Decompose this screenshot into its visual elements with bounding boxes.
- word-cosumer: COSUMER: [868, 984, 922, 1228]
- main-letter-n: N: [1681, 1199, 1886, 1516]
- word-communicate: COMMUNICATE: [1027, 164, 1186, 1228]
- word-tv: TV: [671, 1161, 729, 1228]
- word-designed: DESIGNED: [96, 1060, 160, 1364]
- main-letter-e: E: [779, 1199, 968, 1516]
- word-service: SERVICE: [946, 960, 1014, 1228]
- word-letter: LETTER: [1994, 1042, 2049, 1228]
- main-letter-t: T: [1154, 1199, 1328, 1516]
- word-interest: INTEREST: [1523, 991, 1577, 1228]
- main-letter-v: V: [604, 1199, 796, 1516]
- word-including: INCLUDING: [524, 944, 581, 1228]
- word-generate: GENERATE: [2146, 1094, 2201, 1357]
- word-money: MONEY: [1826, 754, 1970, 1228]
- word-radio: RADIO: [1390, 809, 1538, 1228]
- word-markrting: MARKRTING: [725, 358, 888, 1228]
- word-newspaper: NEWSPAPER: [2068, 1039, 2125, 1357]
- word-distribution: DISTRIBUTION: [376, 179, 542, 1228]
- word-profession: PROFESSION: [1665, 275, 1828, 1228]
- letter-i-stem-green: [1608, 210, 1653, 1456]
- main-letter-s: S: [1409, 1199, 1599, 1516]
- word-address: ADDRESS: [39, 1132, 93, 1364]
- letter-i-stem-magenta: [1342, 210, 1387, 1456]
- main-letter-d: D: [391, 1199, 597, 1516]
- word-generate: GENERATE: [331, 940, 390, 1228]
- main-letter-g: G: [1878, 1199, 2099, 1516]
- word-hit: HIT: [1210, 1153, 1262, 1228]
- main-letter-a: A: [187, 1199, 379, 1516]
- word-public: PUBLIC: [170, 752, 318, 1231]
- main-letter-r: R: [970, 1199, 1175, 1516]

What the task requires
Rewrite every row above, changing "main-letter" to "large-letter" wherever it occurs and leaving everything else untouched.

Output
Decompose this screenshot into its visual elements with bounding boxes.
- word-cosumer: COSUMER: [868, 984, 922, 1228]
- large-letter-n: N: [1681, 1199, 1886, 1516]
- word-communicate: COMMUNICATE: [1027, 164, 1186, 1228]
- word-tv: TV: [671, 1161, 729, 1228]
- word-designed: DESIGNED: [96, 1060, 160, 1364]
- large-letter-e: E: [779, 1199, 968, 1516]
- word-service: SERVICE: [946, 960, 1014, 1228]
- word-letter: LETTER: [1994, 1042, 2049, 1228]
- large-letter-t: T: [1154, 1199, 1328, 1516]
- word-interest: INTEREST: [1523, 991, 1577, 1228]
- large-letter-v: V: [604, 1199, 796, 1516]
- word-including: INCLUDING: [524, 944, 581, 1228]
- word-generate: GENERATE: [2146, 1094, 2201, 1357]
- word-money: MONEY: [1826, 754, 1970, 1228]
- word-radio: RADIO: [1390, 809, 1538, 1228]
- word-markrting: MARKRTING: [725, 358, 888, 1228]
- word-newspaper: NEWSPAPER: [2068, 1039, 2125, 1357]
- word-distribution: DISTRIBUTION: [376, 179, 542, 1228]
- word-profession: PROFESSION: [1665, 275, 1828, 1228]
- letter-i-stem-green: [1608, 210, 1653, 1456]
- large-letter-s: S: [1409, 1199, 1599, 1516]
- word-address: ADDRESS: [39, 1132, 93, 1364]
- letter-i-stem-magenta: [1342, 210, 1387, 1456]
- large-letter-d: D: [391, 1199, 597, 1516]
- word-generate: GENERATE: [331, 940, 390, 1228]
- large-letter-g: G: [1878, 1199, 2099, 1516]
- word-hit: HIT: [1210, 1153, 1262, 1228]
- large-letter-a: A: [187, 1199, 379, 1516]
- word-public: PUBLIC: [170, 752, 318, 1231]
- large-letter-r: R: [970, 1199, 1175, 1516]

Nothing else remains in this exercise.